======== Provided material
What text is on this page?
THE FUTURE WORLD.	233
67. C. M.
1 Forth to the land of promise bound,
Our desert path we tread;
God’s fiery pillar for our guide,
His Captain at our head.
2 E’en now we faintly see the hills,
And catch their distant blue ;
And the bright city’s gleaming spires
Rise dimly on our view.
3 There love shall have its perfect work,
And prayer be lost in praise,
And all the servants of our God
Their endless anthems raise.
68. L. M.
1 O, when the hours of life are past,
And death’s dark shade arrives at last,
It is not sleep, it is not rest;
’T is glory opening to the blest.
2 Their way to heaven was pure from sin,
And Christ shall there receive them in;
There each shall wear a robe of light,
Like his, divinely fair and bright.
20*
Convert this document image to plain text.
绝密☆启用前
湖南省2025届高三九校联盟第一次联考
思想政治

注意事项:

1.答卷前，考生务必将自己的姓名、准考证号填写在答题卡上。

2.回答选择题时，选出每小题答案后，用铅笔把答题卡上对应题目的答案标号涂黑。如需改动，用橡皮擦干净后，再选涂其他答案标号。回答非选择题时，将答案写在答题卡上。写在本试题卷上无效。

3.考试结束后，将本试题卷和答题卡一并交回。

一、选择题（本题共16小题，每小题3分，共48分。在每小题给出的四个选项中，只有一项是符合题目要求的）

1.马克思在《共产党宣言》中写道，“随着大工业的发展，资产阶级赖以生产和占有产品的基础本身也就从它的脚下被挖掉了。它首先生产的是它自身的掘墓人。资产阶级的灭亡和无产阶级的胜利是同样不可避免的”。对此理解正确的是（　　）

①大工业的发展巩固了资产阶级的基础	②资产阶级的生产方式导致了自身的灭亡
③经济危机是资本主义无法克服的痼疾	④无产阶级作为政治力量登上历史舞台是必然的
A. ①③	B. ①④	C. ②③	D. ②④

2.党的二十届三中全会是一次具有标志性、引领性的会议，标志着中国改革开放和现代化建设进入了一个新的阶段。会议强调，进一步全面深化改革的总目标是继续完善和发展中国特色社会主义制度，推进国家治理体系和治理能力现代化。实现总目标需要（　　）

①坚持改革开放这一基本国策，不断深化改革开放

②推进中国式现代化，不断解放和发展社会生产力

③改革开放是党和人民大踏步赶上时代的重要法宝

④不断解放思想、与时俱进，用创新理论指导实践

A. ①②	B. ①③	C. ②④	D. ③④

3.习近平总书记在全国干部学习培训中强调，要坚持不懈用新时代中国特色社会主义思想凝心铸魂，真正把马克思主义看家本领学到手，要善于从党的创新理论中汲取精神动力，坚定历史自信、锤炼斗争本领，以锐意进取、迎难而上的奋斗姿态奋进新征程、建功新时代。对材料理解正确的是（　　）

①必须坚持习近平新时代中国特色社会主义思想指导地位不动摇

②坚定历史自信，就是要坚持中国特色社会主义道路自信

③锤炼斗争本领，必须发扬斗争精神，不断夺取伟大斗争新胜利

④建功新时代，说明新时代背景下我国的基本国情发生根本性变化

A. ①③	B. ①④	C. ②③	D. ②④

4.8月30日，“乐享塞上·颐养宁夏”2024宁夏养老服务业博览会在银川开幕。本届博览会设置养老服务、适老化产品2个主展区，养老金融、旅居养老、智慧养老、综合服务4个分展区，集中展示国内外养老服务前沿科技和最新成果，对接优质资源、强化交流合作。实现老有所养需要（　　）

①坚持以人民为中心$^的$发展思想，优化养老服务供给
================
■ What the task asks ■
Among the records above, find each line holding the string "this" and pull it out.

■ The reply ■
What text is on this page?
Convert this document image to plain text.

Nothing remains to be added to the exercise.